> _Page text_:
::::

Tuesday, August 08, 2006

TODAYonline: Feel the Heat if you Break your Promise

The above letter can be summed up as uber or hyper nationalistic and patriotic. And while there is nothing wrong with those in and of itself per se, like all things, when done to excess, it can only lead to harm and untold misery. The slight hyperbolic untold misery bit is due to the lessons of history where dissent was forbidden and the unchecked power of the authorities (both secular and religious) trampled upon the liberties if not the personal safety and lifes of those who would dissent from what they correctly viewed as ill.

I'm a little hesistant to fisk this as I normally would given that the letter writer is a 16 year old student and I doubt that baracking someone is the best way of persuading him to see the errors of his views.

So I'm going to use this as an explainatory lesson instead. But here's my thesis, dissent is not disloyalty in fact dissent is loyalty and the ultimate form of patriotism. It is only when I believe that my nation can be better and better served that I dissent. If not, I would simply ignore it.

by Jeremy Lim

FIVE years ago, on Aug 9, I was at the National Stadium with 35 others — who represented a cross-section of the people of Singapore — reciting the Pledge on stage. It was a proud, ecstatic moment for me.

I'm glad that he's proud to be Singaporean or at least proud to demonstrate that he is Singaporean. And I believe that there is much to be proud of Singapore (if not necessarily being Singaporean).

But as I will later expound upon, that should not be sufficient reason to put on blinkers and say that all is well with the system or even with policies.

::::

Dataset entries

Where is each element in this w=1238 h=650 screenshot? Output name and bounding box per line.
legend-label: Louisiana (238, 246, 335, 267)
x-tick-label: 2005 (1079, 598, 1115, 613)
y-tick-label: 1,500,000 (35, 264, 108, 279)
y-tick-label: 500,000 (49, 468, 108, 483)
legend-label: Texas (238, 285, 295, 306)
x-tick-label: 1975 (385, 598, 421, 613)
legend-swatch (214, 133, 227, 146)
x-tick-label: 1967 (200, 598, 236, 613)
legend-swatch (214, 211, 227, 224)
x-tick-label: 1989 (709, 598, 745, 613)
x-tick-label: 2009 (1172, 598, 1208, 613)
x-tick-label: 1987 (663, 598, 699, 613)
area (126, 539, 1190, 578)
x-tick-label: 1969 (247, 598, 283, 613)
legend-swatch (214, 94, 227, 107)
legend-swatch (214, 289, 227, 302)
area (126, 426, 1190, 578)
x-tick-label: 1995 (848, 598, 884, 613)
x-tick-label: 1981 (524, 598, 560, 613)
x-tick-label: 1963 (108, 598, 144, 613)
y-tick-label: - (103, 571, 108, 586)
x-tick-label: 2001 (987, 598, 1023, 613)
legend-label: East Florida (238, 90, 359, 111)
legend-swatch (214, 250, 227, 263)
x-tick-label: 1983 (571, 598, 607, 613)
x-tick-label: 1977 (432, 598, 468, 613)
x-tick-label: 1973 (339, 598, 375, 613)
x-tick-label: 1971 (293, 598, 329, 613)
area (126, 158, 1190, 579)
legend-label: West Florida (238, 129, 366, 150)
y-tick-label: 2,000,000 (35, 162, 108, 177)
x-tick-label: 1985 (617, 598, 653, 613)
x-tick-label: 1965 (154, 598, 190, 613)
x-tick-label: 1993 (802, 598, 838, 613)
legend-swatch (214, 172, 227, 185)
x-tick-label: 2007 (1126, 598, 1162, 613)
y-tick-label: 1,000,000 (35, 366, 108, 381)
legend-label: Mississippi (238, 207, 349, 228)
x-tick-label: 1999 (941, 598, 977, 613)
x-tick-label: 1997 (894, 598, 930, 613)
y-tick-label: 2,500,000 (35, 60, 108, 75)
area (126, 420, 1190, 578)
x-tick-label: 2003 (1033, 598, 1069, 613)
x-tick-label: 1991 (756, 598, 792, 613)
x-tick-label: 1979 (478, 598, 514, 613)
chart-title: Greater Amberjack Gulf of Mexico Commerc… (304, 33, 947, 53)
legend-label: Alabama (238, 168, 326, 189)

::::

> _The request_:
Resume the post on dissent and patriotism from its final sentence. The data has nothing to do with the post on dissent and patriotism.

> _Output_:
However, I did not realise at first that it was more than a ceremony. It was a commitment I was making to the nation to be part of 'one united people, regardless of race, language or religion ... so as to achieve happiness, prosperity and progress for our nation'. There were millions of witnesses, including those who watched the event on television and the Internet.

The words in the Pledge are powerful. And we would do well as a society to remember and live up to them.

I absolutely agree. But from here on, we take very divergent paths with regards to what it means to live up to the pledge.

As Singaporeans, we have all taken the Pledge. It is a solemn undertaking to the nation. If we do not honour it through word and deed, we have broken a serious promise — and shouldn't we always keep the promises we make?

Hopefully with age comes experience and with experience expertise. I don't necessarily disagree with what he says but the phrasing leaves me very cold. Instead what I will say is that the pledge is a powerful statement of alliegence and in particular what forms the basis of an ideal society. I think that the pledge can be amended to included things like non-discrimination of gender, sexual orientation and belief systems but it doesn't detract too much from the idea of an equitable society (I'm conflating equity and equality because there really isn't much conceptual difference between the two that does not become mired in sophistry).
I believe one of the better ways of keeping our promise to the nation is to always treat Singapore as our home. Before we act, we should ask: 'Would we do this to our own home?'

I think analogies are very helpful as long as one is aware of all times of their limitations i.e. in that they are similar but never identical. Unfortunately, very often analogies are used to overly simplify matters and used in lieu of proper analytical reasoning and very often have loads of emotional baggage loaded with it.

But what is the fundamental problem with the analogy? Basically I think it's overly simplistic and the nuance is what's of upmost importance here. Because the moment one sees the problem with the analogy i.e. how a nation and a "home" are intrinsically different, his entire argument collapses.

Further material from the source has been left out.